** start Dataset extract **

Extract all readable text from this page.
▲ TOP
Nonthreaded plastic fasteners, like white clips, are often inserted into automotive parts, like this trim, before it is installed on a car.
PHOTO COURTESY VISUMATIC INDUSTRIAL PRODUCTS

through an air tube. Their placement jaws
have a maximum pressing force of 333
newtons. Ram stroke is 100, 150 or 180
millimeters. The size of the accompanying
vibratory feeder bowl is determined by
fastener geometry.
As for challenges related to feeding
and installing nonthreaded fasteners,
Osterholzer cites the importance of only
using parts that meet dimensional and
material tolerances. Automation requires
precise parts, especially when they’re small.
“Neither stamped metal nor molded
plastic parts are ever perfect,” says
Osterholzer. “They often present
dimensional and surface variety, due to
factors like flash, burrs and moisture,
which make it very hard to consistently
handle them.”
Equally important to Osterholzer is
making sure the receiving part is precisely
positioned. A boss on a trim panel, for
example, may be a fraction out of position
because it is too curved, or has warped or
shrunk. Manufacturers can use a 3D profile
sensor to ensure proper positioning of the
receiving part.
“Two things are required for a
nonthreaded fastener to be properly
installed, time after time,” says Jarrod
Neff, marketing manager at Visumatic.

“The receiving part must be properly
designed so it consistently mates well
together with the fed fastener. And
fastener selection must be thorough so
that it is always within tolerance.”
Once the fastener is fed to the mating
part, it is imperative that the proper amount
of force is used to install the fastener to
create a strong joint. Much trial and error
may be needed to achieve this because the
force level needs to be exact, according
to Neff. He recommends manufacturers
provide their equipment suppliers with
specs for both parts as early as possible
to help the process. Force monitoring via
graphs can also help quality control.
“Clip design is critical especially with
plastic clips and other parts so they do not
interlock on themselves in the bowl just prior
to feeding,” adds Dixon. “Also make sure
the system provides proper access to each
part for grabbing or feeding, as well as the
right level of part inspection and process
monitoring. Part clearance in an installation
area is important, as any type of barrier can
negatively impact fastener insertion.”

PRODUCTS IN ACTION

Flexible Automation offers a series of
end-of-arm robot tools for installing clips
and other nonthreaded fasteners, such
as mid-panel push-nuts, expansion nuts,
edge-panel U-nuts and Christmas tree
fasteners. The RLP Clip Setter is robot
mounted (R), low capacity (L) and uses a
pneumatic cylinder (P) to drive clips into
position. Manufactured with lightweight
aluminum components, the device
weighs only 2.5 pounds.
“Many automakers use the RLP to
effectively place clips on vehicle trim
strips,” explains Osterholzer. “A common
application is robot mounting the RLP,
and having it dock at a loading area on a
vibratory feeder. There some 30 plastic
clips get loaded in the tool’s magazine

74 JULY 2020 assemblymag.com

** end Dataset extract **

[Short exercise]
Extract every line that has the string "feeder" in it.

[The response]
vibratory feeder bowl is determined by
vibratory feeder. There some 30 plastic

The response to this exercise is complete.